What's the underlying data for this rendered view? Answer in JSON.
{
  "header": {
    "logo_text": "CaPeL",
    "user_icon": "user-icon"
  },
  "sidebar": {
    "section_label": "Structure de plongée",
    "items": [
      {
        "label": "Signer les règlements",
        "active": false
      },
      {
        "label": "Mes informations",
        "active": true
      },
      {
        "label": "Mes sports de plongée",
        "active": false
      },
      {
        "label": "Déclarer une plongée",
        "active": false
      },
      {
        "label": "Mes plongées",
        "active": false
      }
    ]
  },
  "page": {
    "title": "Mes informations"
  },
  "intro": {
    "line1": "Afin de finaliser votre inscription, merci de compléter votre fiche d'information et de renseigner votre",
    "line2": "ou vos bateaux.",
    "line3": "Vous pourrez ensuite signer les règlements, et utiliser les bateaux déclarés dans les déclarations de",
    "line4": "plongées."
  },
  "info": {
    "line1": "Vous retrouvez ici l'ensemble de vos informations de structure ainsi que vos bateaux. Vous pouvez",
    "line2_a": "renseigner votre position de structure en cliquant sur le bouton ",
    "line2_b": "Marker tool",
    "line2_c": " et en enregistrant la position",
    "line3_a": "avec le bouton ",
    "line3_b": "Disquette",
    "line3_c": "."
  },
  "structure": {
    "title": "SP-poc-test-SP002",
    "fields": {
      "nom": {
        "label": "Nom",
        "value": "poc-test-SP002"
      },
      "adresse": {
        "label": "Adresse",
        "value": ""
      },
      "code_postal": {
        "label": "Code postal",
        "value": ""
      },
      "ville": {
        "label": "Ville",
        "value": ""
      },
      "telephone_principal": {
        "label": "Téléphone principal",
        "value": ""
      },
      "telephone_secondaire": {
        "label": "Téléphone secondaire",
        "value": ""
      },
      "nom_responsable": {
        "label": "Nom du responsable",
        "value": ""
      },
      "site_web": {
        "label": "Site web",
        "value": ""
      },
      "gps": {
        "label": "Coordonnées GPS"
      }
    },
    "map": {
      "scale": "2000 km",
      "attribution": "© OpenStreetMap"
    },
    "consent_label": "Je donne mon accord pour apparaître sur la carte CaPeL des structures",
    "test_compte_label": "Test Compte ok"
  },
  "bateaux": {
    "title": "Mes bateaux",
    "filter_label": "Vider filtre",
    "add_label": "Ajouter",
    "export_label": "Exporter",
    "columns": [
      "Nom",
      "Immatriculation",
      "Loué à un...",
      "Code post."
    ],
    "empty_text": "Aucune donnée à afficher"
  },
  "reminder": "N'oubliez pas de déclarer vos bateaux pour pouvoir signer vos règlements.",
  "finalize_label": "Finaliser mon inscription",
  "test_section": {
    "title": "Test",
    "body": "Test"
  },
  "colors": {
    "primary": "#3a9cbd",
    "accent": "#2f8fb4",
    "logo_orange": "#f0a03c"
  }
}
==
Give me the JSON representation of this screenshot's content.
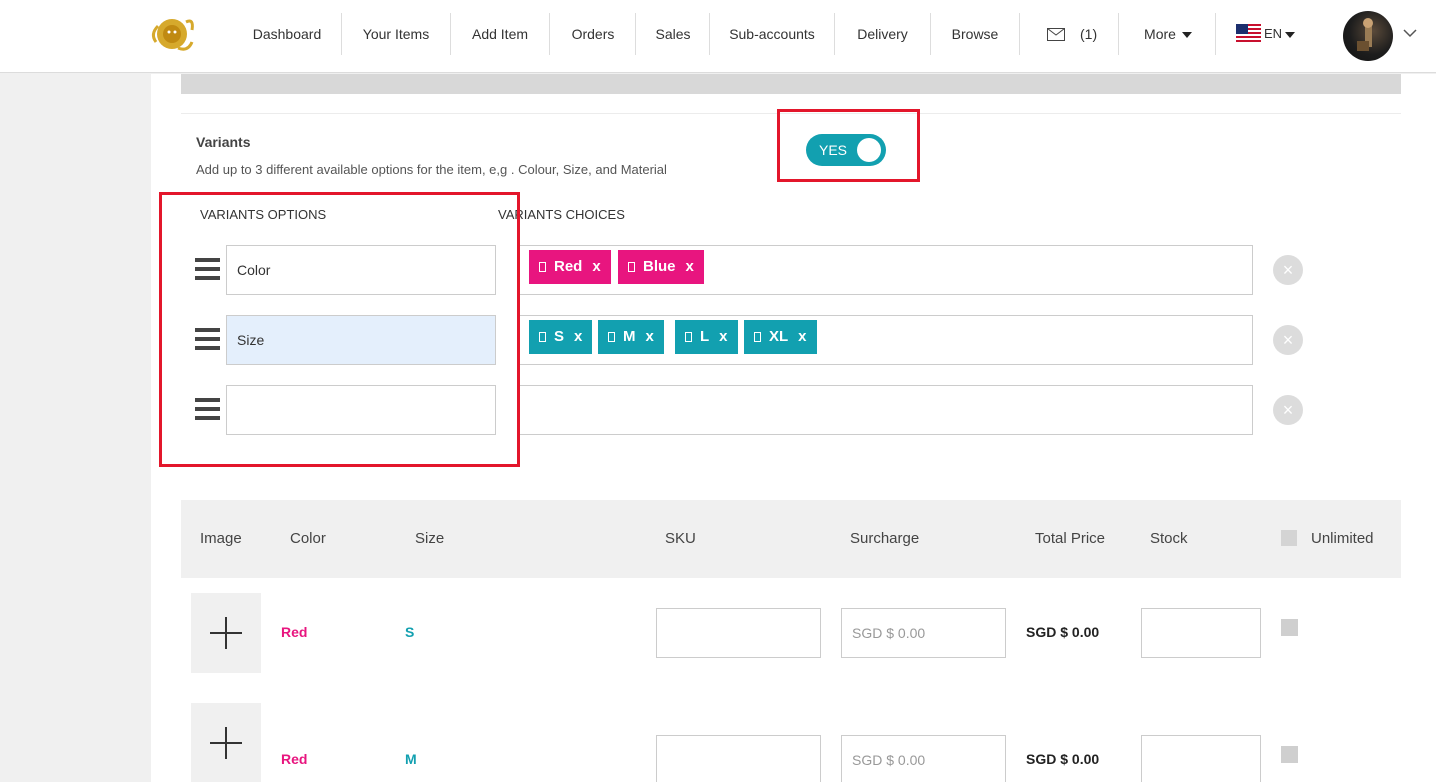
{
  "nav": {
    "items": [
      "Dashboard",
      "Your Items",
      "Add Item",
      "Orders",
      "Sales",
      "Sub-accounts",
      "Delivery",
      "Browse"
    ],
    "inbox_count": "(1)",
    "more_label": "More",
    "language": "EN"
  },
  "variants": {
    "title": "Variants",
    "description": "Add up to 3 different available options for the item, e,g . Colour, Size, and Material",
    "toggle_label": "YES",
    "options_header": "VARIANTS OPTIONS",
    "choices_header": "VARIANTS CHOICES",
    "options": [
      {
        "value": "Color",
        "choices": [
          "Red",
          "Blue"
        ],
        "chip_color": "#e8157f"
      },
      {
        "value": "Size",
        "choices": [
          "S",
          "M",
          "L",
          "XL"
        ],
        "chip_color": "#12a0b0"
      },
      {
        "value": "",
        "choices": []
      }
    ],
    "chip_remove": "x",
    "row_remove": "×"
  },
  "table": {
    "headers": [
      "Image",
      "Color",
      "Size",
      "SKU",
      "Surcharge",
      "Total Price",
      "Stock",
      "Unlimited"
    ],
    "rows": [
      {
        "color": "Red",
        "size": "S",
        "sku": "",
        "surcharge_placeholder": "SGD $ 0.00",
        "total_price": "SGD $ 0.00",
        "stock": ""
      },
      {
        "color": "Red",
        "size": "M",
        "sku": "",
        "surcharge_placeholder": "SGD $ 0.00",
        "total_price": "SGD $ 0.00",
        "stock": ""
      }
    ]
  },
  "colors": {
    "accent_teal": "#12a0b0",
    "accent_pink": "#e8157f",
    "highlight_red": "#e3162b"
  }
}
---
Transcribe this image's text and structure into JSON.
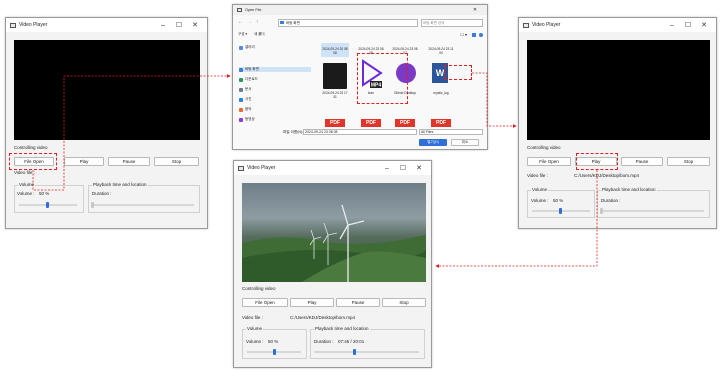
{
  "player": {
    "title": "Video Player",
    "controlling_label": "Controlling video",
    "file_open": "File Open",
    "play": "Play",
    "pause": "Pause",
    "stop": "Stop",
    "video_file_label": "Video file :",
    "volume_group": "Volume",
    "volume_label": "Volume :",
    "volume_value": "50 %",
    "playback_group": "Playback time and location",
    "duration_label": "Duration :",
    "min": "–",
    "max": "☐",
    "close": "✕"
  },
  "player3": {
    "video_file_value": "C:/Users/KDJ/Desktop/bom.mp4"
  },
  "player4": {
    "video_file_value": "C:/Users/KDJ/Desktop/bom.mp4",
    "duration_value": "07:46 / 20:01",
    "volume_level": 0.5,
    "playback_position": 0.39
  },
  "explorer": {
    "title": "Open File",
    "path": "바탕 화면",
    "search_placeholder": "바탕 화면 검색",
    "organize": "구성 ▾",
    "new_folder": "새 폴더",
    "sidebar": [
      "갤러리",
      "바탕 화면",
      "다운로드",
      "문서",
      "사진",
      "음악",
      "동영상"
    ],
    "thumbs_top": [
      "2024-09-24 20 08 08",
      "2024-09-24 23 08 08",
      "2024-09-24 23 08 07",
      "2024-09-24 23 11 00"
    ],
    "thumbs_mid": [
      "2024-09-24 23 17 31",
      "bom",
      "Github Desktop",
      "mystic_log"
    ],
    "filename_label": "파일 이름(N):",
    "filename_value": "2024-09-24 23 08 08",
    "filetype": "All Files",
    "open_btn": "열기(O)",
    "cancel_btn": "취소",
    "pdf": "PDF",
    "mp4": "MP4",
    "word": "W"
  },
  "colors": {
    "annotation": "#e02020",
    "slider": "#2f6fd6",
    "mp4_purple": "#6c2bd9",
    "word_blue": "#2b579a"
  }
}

== STATED EXERCISE ==
Only lines that contain the word "Vous" are wanted; copy each of them.

== EXERCISE RESULT ==
    "line3": "Vous pourrez ensuite signer les règlements, et utiliser les bateaux déclarés dans les déclarations de",
    "line1": "Vous retrouvez ici l'ensemble de vos informations de structure ainsi que vos bateaux. Vous pouvez",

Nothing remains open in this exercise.